[Dataset records]
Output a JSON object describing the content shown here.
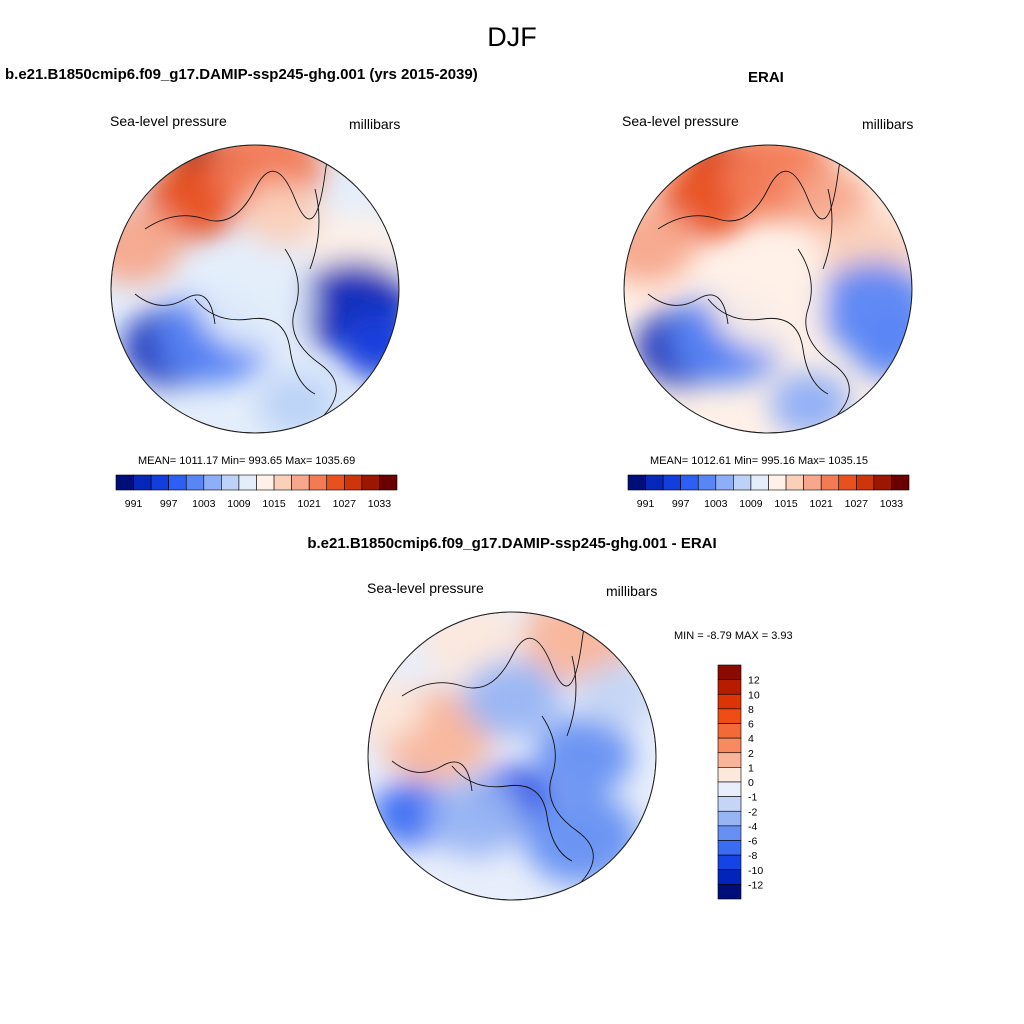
{
  "figure_title": "DJF",
  "palette": {
    "blue_dark": "#001a9e",
    "blue_mid": "#1f50e0",
    "blue_light": "#b9d0f2",
    "white": "#fdf2ea",
    "red_light": "#f8b29a",
    "red_mid": "#f05a2c",
    "red_dark": "#8a0a00"
  },
  "chart_data": [
    {
      "type": "heatmap",
      "title": "b.e21.B1850cmip6.f09_g17.DAMIP-ssp245-ghg.001 (yrs 2015-2039)",
      "variable_label": "Sea-level pressure",
      "units_label": "millibars",
      "stats_text": "MEAN= 1011.17  Min= 993.65  Max= 1035.69",
      "stats": {
        "mean": 1011.17,
        "min": 993.65,
        "max": 1035.69
      },
      "colorbar": {
        "orientation": "horizontal",
        "levels": [
          991,
          994,
          997,
          1000,
          1003,
          1006,
          1009,
          1012,
          1015,
          1018,
          1021,
          1024,
          1027,
          1030,
          1033
        ],
        "tick_labels": [
          "991",
          "997",
          "1003",
          "1009",
          "1015",
          "1021",
          "1027",
          "1033"
        ],
        "colors": [
          "#000e7a",
          "#0727b8",
          "#143ddd",
          "#2d5ff2",
          "#5a85f5",
          "#8eaef7",
          "#bcd3f7",
          "#e4eefb",
          "#fff1e8",
          "#fbd0bb",
          "#f7a88c",
          "#f27a55",
          "#e8501f",
          "#cc3608",
          "#9c1600",
          "#6a0000"
        ]
      },
      "field_blobs": [
        {
          "lon": 200,
          "colat_frac": 0.92,
          "value": 1033
        },
        {
          "lon": 215,
          "colat_frac": 0.75,
          "value": 1027
        },
        {
          "lon": 175,
          "colat_frac": 0.85,
          "value": 1024
        },
        {
          "lon": 160,
          "colat_frac": 0.55,
          "value": 1018
        },
        {
          "lon": 110,
          "colat_frac": 0.75,
          "value": 1015
        },
        {
          "lon": 80,
          "colat_frac": 0.7,
          "value": 994
        },
        {
          "lon": 65,
          "colat_frac": 0.95,
          "value": 997
        },
        {
          "lon": 305,
          "colat_frac": 0.7,
          "value": 994
        },
        {
          "lon": 320,
          "colat_frac": 0.45,
          "value": 1003
        },
        {
          "lon": 20,
          "colat_frac": 0.85,
          "value": 1009
        },
        {
          "lon": 250,
          "colat_frac": 0.9,
          "value": 1021
        },
        {
          "lon": 0,
          "colat_frac": 0.1,
          "value": 1012
        }
      ]
    },
    {
      "type": "heatmap",
      "title": "ERAI",
      "variable_label": "Sea-level pressure",
      "units_label": "millibars",
      "stats_text": "MEAN= 1012.61  Min= 995.16  Max= 1035.15",
      "stats": {
        "mean": 1012.61,
        "min": 995.16,
        "max": 1035.15
      },
      "colorbar": {
        "orientation": "horizontal",
        "levels": [
          991,
          994,
          997,
          1000,
          1003,
          1006,
          1009,
          1012,
          1015,
          1018,
          1021,
          1024,
          1027,
          1030,
          1033
        ],
        "tick_labels": [
          "991",
          "997",
          "1003",
          "1009",
          "1015",
          "1021",
          "1027",
          "1033"
        ],
        "colors": [
          "#000e7a",
          "#0727b8",
          "#143ddd",
          "#2d5ff2",
          "#5a85f5",
          "#8eaef7",
          "#bcd3f7",
          "#e4eefb",
          "#fff1e8",
          "#fbd0bb",
          "#f7a88c",
          "#f27a55",
          "#e8501f",
          "#cc3608",
          "#9c1600",
          "#6a0000"
        ]
      },
      "field_blobs": [
        {
          "lon": 200,
          "colat_frac": 0.92,
          "value": 1030
        },
        {
          "lon": 215,
          "colat_frac": 0.75,
          "value": 1027
        },
        {
          "lon": 175,
          "colat_frac": 0.8,
          "value": 1024
        },
        {
          "lon": 145,
          "colat_frac": 0.75,
          "value": 1021
        },
        {
          "lon": 110,
          "colat_frac": 0.75,
          "value": 1018
        },
        {
          "lon": 80,
          "colat_frac": 0.75,
          "value": 1003
        },
        {
          "lon": 65,
          "colat_frac": 0.95,
          "value": 1003
        },
        {
          "lon": 305,
          "colat_frac": 0.7,
          "value": 994
        },
        {
          "lon": 320,
          "colat_frac": 0.45,
          "value": 1003
        },
        {
          "lon": 20,
          "colat_frac": 0.85,
          "value": 1006
        },
        {
          "lon": 250,
          "colat_frac": 0.9,
          "value": 1021
        },
        {
          "lon": 0,
          "colat_frac": 0.1,
          "value": 1015
        }
      ]
    },
    {
      "type": "heatmap",
      "title": "b.e21.B1850cmip6.f09_g17.DAMIP-ssp245-ghg.001 - ERAI",
      "variable_label": "Sea-level pressure",
      "units_label": "millibars",
      "stats_text": "MIN =  -8.79 MAX =   3.93",
      "stats": {
        "min": -8.79,
        "max": 3.93
      },
      "colorbar": {
        "orientation": "vertical",
        "levels": [
          12,
          10,
          8,
          6,
          4,
          2,
          1,
          0,
          -1,
          -2,
          -4,
          -6,
          -8,
          -10,
          -12
        ],
        "tick_labels": [
          "12",
          "10",
          "8",
          "6",
          "4",
          "2",
          "1",
          "0",
          "-1",
          "-2",
          "-4",
          "-6",
          "-8",
          "-10",
          "-12"
        ],
        "colors": [
          "#8a0a00",
          "#b81c00",
          "#dd3405",
          "#f04d15",
          "#f46a36",
          "#f78a5e",
          "#f9b59a",
          "#fde8dc",
          "#e8eefb",
          "#c4d5f5",
          "#98b5f3",
          "#6690f2",
          "#3a6cf2",
          "#1443e6",
          "#0224ba",
          "#000e7a"
        ]
      },
      "field_blobs": [
        {
          "lon": 0,
          "colat_frac": 0.3,
          "value": -8
        },
        {
          "lon": 90,
          "colat_frac": 0.5,
          "value": -4
        },
        {
          "lon": 40,
          "colat_frac": 0.75,
          "value": -4
        },
        {
          "lon": 300,
          "colat_frac": 0.8,
          "value": -6
        },
        {
          "lon": 330,
          "colat_frac": 0.5,
          "value": -2
        },
        {
          "lon": 255,
          "colat_frac": 0.55,
          "value": 2
        },
        {
          "lon": 250,
          "colat_frac": 0.95,
          "value": 1
        },
        {
          "lon": 200,
          "colat_frac": 0.85,
          "value": 1
        },
        {
          "lon": 150,
          "colat_frac": 0.95,
          "value": 2
        },
        {
          "lon": 120,
          "colat_frac": 0.85,
          "value": -1
        },
        {
          "lon": 180,
          "colat_frac": 0.4,
          "value": -2
        }
      ]
    }
  ]
}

WHAT YOU HAVE TO DO: In your copy of the listing above, reproduce each line exactly and omit all pictures.

FULL ANSWER:
Output a JSON object describing the content shown here.
{
  "figure_title": "DJF",
  "palette": {
    "blue_dark": "#001a9e",
    "blue_mid": "#1f50e0",
    "blue_light": "#b9d0f2",
    "white": "#fdf2ea",
    "red_light": "#f8b29a",
    "red_mid": "#f05a2c",
    "red_dark": "#8a0a00"
  },
  "chart_data": [
    {
      "type": "heatmap",
      "title": "b.e21.B1850cmip6.f09_g17.DAMIP-ssp245-ghg.001 (yrs 2015-2039)",
      "variable_label": "Sea-level pressure",
      "units_label": "millibars",
      "stats_text": "MEAN= 1011.17  Min= 993.65  Max= 1035.69",
      "stats": {
        "mean": 1011.17,
        "min": 993.65,
        "max": 1035.69
      },
      "colorbar": {
        "orientation": "horizontal",
        "levels": [
          991,
          994,
          997,
          1000,
          1003,
          1006,
          1009,
          1012,
          1015,
          1018,
          1021,
          1024,
          1027,
          1030,
          1033
        ],
        "tick_labels": [
          "991",
          "997",
          "1003",
          "1009",
          "1015",
          "1021",
          "1027",
          "1033"
        ],
        "colors": [
          "#000e7a",
          "#0727b8",
          "#143ddd",
          "#2d5ff2",
          "#5a85f5",
          "#8eaef7",
          "#bcd3f7",
          "#e4eefb",
          "#fff1e8",
          "#fbd0bb",
          "#f7a88c",
          "#f27a55",
          "#e8501f",
          "#cc3608",
          "#9c1600",
          "#6a0000"
        ]
      },
      "field_blobs": [
        {
          "lon": 200,
          "colat_frac": 0.92,
          "value": 1033
        },
        {
          "lon": 215,
          "colat_frac": 0.75,
          "value": 1027
        },
        {
          "lon": 175,
          "colat_frac": 0.85,
          "value": 1024
        },
        {
          "lon": 160,
          "colat_frac": 0.55,
          "value": 1018
        },
        {
          "lon": 110,
          "colat_frac": 0.75,
          "value": 1015
        },
        {
          "lon": 80,
          "colat_frac": 0.7,
          "value": 994
        },
        {
          "lon": 65,
          "colat_frac": 0.95,
          "value": 997
        },
        {
          "lon": 305,
          "colat_frac": 0.7,
          "value": 994
        },
        {
          "lon": 320,
          "colat_frac": 0.45,
          "value": 1003
        },
        {
          "lon": 20,
          "colat_frac": 0.85,
          "value": 1009
        },
        {
          "lon": 250,
          "colat_frac": 0.9,
          "value": 1021
        },
        {
          "lon": 0,
          "colat_frac": 0.1,
          "value": 1012
        }
      ]
    },
    {
      "type": "heatmap",
      "title": "ERAI",
      "variable_label": "Sea-level pressure",
      "units_label": "millibars",
      "stats_text": "MEAN= 1012.61  Min= 995.16  Max= 1035.15",
      "stats": {
        "mean": 1012.61,
        "min": 995.16,
        "max": 1035.15
      },
      "colorbar": {
        "orientation": "horizontal",
        "levels": [
          991,
          994,
          997,
          1000,
          1003,
          1006,
          1009,
          1012,
          1015,
          1018,
          1021,
          1024,
          1027,
          1030,
          1033
        ],
        "tick_labels": [
          "991",
          "997",
          "1003",
          "1009",
          "1015",
          "1021",
          "1027",
          "1033"
        ],
        "colors": [
          "#000e7a",
          "#0727b8",
          "#143ddd",
          "#2d5ff2",
          "#5a85f5",
          "#8eaef7",
          "#bcd3f7",
          "#e4eefb",
          "#fff1e8",
          "#fbd0bb",
          "#f7a88c",
          "#f27a55",
          "#e8501f",
          "#cc3608",
          "#9c1600",
          "#6a0000"
        ]
      },
      "field_blobs": [
        {
          "lon": 200,
          "colat_frac": 0.92,
          "value": 1030
        },
        {
          "lon": 215,
          "colat_frac": 0.75,
          "value": 1027
        },
        {
          "lon": 175,
          "colat_frac": 0.8,
          "value": 1024
        },
        {
          "lon": 145,
          "colat_frac": 0.75,
          "value": 1021
        },
        {
          "lon": 110,
          "colat_frac": 0.75,
          "value": 1018
        },
        {
          "lon": 80,
          "colat_frac": 0.75,
          "value": 1003
        },
        {
          "lon": 65,
          "colat_frac": 0.95,
          "value": 1003
        },
        {
          "lon": 305,
          "colat_frac": 0.7,
          "value": 994
        },
        {
          "lon": 320,
          "colat_frac": 0.45,
          "value": 1003
        },
        {
          "lon": 20,
          "colat_frac": 0.85,
          "value": 1006
        },
        {
          "lon": 250,
          "colat_frac": 0.9,
          "value": 1021
        },
        {
          "lon": 0,
          "colat_frac": 0.1,
          "value": 1015
        }
      ]
    },
    {
      "type": "heatmap",
      "title": "b.e21.B1850cmip6.f09_g17.DAMIP-ssp245-ghg.001 - ERAI",
      "variable_label": "Sea-level pressure",
      "units_label": "millibars",
      "stats_text": "MIN =  -8.79 MAX =   3.93",
      "stats": {
        "min": -8.79,
        "max": 3.93
      },
      "colorbar": {
        "orientation": "vertical",
        "levels": [
          12,
          10,
          8,
          6,
          4,
          2,
          1,
          0,
          -1,
          -2,
          -4,
          -6,
          -8,
          -10,
          -12
        ],
        "tick_labels": [
          "12",
          "10",
          "8",
          "6",
          "4",
          "2",
          "1",
          "0",
          "-1",
          "-2",
          "-4",
          "-6",
          "-8",
          "-10",
          "-12"
        ],
        "colors": [
          "#8a0a00",
          "#b81c00",
          "#dd3405",
          "#f04d15",
          "#f46a36",
          "#f78a5e",
          "#f9b59a",
          "#fde8dc",
          "#e8eefb",
          "#c4d5f5",
          "#98b5f3",
          "#6690f2",
          "#3a6cf2",
          "#1443e6",
          "#0224ba",
          "#000e7a"
        ]
      },
      "field_blobs": [
        {
          "lon": 0,
          "colat_frac": 0.3,
          "value": -8
        },
        {
          "lon": 90,
          "colat_frac": 0.5,
          "value": -4
        },
        {
          "lon": 40,
          "colat_frac": 0.75,
          "value": -4
        },
        {
          "lon": 300,
          "colat_frac": 0.8,
          "value": -6
        },
        {
          "lon": 330,
          "colat_frac": 0.5,
          "value": -2
        },
        {
          "lon": 255,
          "colat_frac": 0.55,
          "value": 2
        },
        {
          "lon": 250,
          "colat_frac": 0.95,
          "value": 1
        },
        {
          "lon": 200,
          "colat_frac": 0.85,
          "value": 1
        },
        {
          "lon": 150,
          "colat_frac": 0.95,
          "value": 2
        },
        {
          "lon": 120,
          "colat_frac": 0.85,
          "value": -1
        },
        {
          "lon": 180,
          "colat_frac": 0.4,
          "value": -2
        }
      ]
    }
  ]
}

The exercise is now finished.